> THE TASK:
Your task is to transcribe the data in full.

> RECORDS PROVIDED:
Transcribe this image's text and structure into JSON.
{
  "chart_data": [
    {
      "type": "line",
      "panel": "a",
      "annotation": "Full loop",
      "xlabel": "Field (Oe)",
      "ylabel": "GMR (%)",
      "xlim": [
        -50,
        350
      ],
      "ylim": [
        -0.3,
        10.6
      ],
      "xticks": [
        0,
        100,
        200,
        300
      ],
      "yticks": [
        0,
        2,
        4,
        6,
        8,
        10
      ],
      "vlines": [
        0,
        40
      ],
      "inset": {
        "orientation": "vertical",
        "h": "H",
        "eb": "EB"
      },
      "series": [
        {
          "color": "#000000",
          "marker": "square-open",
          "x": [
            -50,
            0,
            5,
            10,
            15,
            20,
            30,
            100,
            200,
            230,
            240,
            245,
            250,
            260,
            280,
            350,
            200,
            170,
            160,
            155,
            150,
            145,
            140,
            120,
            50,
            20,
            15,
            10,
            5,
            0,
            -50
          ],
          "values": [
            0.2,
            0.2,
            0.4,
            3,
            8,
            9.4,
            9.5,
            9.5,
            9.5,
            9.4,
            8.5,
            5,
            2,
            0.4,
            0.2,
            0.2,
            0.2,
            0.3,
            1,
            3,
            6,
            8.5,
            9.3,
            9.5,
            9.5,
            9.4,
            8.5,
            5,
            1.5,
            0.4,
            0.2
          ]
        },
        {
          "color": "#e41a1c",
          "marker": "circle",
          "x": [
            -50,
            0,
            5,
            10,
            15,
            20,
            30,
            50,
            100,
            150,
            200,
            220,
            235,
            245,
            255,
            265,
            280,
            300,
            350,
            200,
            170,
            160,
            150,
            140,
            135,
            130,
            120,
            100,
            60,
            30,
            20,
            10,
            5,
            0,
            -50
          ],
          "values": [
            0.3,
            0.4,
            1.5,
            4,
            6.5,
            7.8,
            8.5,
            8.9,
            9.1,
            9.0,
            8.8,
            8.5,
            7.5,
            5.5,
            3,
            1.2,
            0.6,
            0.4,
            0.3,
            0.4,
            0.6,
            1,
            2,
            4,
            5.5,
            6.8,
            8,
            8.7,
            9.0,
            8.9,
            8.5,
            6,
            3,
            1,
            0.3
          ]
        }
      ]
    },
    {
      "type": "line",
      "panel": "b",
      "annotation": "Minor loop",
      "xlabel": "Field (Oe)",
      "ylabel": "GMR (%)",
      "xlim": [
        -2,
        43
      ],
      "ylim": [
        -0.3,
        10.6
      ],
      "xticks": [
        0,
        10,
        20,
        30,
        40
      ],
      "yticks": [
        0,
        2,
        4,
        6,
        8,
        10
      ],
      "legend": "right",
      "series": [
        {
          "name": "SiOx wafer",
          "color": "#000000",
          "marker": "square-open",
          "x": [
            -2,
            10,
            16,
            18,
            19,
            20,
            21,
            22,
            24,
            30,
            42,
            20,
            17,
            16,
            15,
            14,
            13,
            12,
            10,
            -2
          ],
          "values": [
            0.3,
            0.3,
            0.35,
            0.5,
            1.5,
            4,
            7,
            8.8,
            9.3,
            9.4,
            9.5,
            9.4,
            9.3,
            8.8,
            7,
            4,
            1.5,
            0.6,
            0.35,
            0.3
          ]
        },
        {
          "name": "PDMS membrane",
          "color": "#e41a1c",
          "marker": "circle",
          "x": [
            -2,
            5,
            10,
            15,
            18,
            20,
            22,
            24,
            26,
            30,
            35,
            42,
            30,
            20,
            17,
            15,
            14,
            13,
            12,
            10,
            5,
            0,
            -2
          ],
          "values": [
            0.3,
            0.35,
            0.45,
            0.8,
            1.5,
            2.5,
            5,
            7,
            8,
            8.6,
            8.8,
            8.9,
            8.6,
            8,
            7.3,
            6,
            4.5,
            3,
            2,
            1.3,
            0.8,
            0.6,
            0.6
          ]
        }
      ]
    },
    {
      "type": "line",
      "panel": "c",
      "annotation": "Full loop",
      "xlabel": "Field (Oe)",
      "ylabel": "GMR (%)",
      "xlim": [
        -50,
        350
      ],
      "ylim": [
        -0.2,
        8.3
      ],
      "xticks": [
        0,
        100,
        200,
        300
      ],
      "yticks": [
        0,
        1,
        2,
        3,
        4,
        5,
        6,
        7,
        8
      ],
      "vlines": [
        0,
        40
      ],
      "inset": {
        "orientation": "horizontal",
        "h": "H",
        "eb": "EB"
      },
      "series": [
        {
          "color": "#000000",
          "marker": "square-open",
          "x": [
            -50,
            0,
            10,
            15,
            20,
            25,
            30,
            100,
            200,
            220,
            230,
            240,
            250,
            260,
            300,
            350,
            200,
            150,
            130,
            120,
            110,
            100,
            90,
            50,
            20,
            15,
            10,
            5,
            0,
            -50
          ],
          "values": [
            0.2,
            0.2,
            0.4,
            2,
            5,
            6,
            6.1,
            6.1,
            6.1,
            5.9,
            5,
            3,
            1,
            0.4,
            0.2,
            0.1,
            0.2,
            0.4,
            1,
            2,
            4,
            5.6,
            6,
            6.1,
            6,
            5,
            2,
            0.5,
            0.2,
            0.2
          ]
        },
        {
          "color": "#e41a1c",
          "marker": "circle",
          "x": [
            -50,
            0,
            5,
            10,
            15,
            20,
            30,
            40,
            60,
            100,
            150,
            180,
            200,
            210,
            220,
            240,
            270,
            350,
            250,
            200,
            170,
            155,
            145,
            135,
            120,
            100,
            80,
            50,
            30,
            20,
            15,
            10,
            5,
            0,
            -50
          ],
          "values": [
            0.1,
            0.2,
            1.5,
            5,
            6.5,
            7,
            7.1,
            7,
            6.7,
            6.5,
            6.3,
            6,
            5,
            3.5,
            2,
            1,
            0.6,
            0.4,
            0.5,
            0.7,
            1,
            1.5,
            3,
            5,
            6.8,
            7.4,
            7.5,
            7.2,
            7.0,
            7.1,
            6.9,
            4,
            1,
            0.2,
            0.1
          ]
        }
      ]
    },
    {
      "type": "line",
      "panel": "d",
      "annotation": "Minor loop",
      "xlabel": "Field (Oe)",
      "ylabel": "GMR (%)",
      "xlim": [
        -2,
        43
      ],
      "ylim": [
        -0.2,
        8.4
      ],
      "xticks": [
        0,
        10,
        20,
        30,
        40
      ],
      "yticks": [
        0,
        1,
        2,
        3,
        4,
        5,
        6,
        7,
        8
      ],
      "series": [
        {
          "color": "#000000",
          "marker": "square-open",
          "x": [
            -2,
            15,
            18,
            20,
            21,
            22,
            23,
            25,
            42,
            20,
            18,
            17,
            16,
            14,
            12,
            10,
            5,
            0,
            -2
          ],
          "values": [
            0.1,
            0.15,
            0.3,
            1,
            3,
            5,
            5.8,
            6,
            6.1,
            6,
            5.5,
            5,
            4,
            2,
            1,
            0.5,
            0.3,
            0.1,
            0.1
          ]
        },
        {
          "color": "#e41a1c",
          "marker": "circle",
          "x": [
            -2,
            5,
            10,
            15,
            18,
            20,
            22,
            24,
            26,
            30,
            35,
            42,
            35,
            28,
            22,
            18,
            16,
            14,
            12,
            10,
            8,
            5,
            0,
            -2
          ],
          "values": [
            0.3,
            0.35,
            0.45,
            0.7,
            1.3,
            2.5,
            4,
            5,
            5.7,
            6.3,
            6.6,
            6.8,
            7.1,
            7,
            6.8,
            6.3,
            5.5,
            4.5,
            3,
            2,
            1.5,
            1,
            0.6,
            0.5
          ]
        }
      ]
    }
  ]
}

> EXERCISE RESPONSE:
Transcribe this image's text and structure into JSON.
{
  "chart_data": [
    {
      "type": "line",
      "panel": "a",
      "annotation": "Full loop",
      "xlabel": "Field (Oe)",
      "ylabel": "GMR (%)",
      "xlim": [
        -50,
        350
      ],
      "ylim": [
        -0.3,
        10.6
      ],
      "xticks": [
        0,
        100,
        200,
        300
      ],
      "yticks": [
        0,
        2,
        4,
        6,
        8,
        10
      ],
      "vlines": [
        0,
        40
      ],
      "inset": {
        "orientation": "vertical",
        "h": "H",
        "eb": "EB"
      },
      "series": [
        {
          "color": "#000000",
          "marker": "square-open",
          "x": [
            -50,
            0,
            5,
            10,
            15,
            20,
            30,
            100,
            200,
            230,
            240,
            245,
            250,
            260,
            280,
            350,
            200,
            170,
            160,
            155,
            150,
            145,
            140,
            120,
            50,
            20,
            15,
            10,
            5,
            0,
            -50
          ],
          "values": [
            0.2,
            0.2,
            0.4,
            3,
            8,
            9.4,
            9.5,
            9.5,
            9.5,
            9.4,
            8.5,
            5,
            2,
            0.4,
            0.2,
            0.2,
            0.2,
            0.3,
            1,
            3,
            6,
            8.5,
            9.3,
            9.5,
            9.5,
            9.4,
            8.5,
            5,
            1.5,
            0.4,
            0.2
          ]
        },
        {
          "color": "#e41a1c",
          "marker": "circle",
          "x": [
            -50,
            0,
            5,
            10,
            15,
            20,
            30,
            50,
            100,
            150,
            200,
            220,
            235,
            245,
            255,
            265,
            280,
            300,
            350,
            200,
            170,
            160,
            150,
            140,
            135,
            130,
            120,
            100,
            60,
            30,
            20,
            10,
            5,
            0,
            -50
          ],
          "values": [
            0.3,
            0.4,
            1.5,
            4,
            6.5,
            7.8,
            8.5,
            8.9,
            9.1,
            9.0,
            8.8,
            8.5,
            7.5,
            5.5,
            3,
            1.2,
            0.6,
            0.4,
            0.3,
            0.4,
            0.6,
            1,
            2,
            4,
            5.5,
            6.8,
            8,
            8.7,
            9.0,
            8.9,
            8.5,
            6,
            3,
            1,
            0.3
          ]
        }
      ]
    },
    {
      "type": "line",
      "panel": "b",
      "annotation": "Minor loop",
      "xlabel": "Field (Oe)",
      "ylabel": "GMR (%)",
      "xlim": [
        -2,
        43
      ],
      "ylim": [
        -0.3,
        10.6
      ],
      "xticks": [
        0,
        10,
        20,
        30,
        40
      ],
      "yticks": [
        0,
        2,
        4,
        6,
        8,
        10
      ],
      "legend": "right",
      "series": [
        {
          "name": "SiOx wafer",
          "color": "#000000",
          "marker": "square-open",
          "x": [
            -2,
            10,
            16,
            18,
            19,
            20,
            21,
            22,
            24,
            30,
            42,
            20,
            17,
            16,
            15,
            14,
            13,
            12,
            10,
            -2
          ],
          "values": [
            0.3,
            0.3,
            0.35,
            0.5,
            1.5,
            4,
            7,
            8.8,
            9.3,
            9.4,
            9.5,
            9.4,
            9.3,
            8.8,
            7,
            4,
            1.5,
            0.6,
            0.35,
            0.3
          ]
        },
        {
          "name": "PDMS membrane",
          "color": "#e41a1c",
          "marker": "circle",
          "x": [
            -2,
            5,
            10,
            15,
            18,
            20,
            22,
            24,
            26,
            30,
            35,
            42,
            30,
            20,
            17,
            15,
            14,
            13,
            12,
            10,
            5,
            0,
            -2
          ],
          "values": [
            0.3,
            0.35,
            0.45,
            0.8,
            1.5,
            2.5,
            5,
            7,
            8,
            8.6,
            8.8,
            8.9,
            8.6,
            8,
            7.3,
            6,
            4.5,
            3,
            2,
            1.3,
            0.8,
            0.6,
            0.6
          ]
        }
      ]
    },
    {
      "type": "line",
      "panel": "c",
      "annotation": "Full loop",
      "xlabel": "Field (Oe)",
      "ylabel": "GMR (%)",
      "xlim": [
        -50,
        350
      ],
      "ylim": [
        -0.2,
        8.3
      ],
      "xticks": [
        0,
        100,
        200,
        300
      ],
      "yticks": [
        0,
        1,
        2,
        3,
        4,
        5,
        6,
        7,
        8
      ],
      "vlines": [
        0,
        40
      ],
      "inset": {
        "orientation": "horizontal",
        "h": "H",
        "eb": "EB"
      },
      "series": [
        {
          "color": "#000000",
          "marker": "square-open",
          "x": [
            -50,
            0,
            10,
            15,
            20,
            25,
            30,
            100,
            200,
            220,
            230,
            240,
            250,
            260,
            300,
            350,
            200,
            150,
            130,
            120,
            110,
            100,
            90,
            50,
            20,
            15,
            10,
            5,
            0,
            -50
          ],
          "values": [
            0.2,
            0.2,
            0.4,
            2,
            5,
            6,
            6.1,
            6.1,
            6.1,
            5.9,
            5,
            3,
            1,
            0.4,
            0.2,
            0.1,
            0.2,
            0.4,
            1,
            2,
            4,
            5.6,
            6,
            6.1,
            6,
            5,
            2,
            0.5,
            0.2,
            0.2
          ]
        },
        {
          "color": "#e41a1c",
          "marker": "circle",
          "x": [
            -50,
            0,
            5,
            10,
            15,
            20,
            30,
            40,
            60,
            100,
            150,
            180,
            200,
            210,
            220,
            240,
            270,
            350,
            250,
            200,
            170,
            155,
            145,
            135,
            120,
            100,
            80,
            50,
            30,
            20,
            15,
            10,
            5,
            0,
            -50
          ],
          "values": [
            0.1,
            0.2,
            1.5,
            5,
            6.5,
            7,
            7.1,
            7,
            6.7,
            6.5,
            6.3,
            6,
            5,
            3.5,
            2,
            1,
            0.6,
            0.4,
            0.5,
            0.7,
            1,
            1.5,
            3,
            5,
            6.8,
            7.4,
            7.5,
            7.2,
            7.0,
            7.1,
            6.9,
            4,
            1,
            0.2,
            0.1
          ]
        }
      ]
    },
    {
      "type": "line",
      "panel": "d",
      "annotation": "Minor loop",
      "xlabel": "Field (Oe)",
      "ylabel": "GMR (%)",
      "xlim": [
        -2,
        43
      ],
      "ylim": [
        -0.2,
        8.4
      ],
      "xticks": [
        0,
        10,
        20,
        30,
        40
      ],
      "yticks": [
        0,
        1,
        2,
        3,
        4,
        5,
        6,
        7,
        8
      ],
      "series": [
        {
          "color": "#000000",
          "marker": "square-open",
          "x": [
            -2,
            15,
            18,
            20,
            21,
            22,
            23,
            25,
            42,
            20,
            18,
            17,
            16,
            14,
            12,
            10,
            5,
            0,
            -2
          ],
          "values": [
            0.1,
            0.15,
            0.3,
            1,
            3,
            5,
            5.8,
            6,
            6.1,
            6,
            5.5,
            5,
            4,
            2,
            1,
            0.5,
            0.3,
            0.1,
            0.1
          ]
        },
        {
          "color": "#e41a1c",
          "marker": "circle",
          "x": [
            -2,
            5,
            10,
            15,
            18,
            20,
            22,
            24,
            26,
            30,
            35,
            42,
            35,
            28,
            22,
            18,
            16,
            14,
            12,
            10,
            8,
            5,
            0,
            -2
          ],
          "values": [
            0.3,
            0.35,
            0.45,
            0.7,
            1.3,
            2.5,
            4,
            5,
            5.7,
            6.3,
            6.6,
            6.8,
            7.1,
            7,
            6.8,
            6.3,
            5.5,
            4.5,
            3,
            2,
            1.5,
            1,
            0.6,
            0.5
          ]
        }
      ]
    }
  ]
}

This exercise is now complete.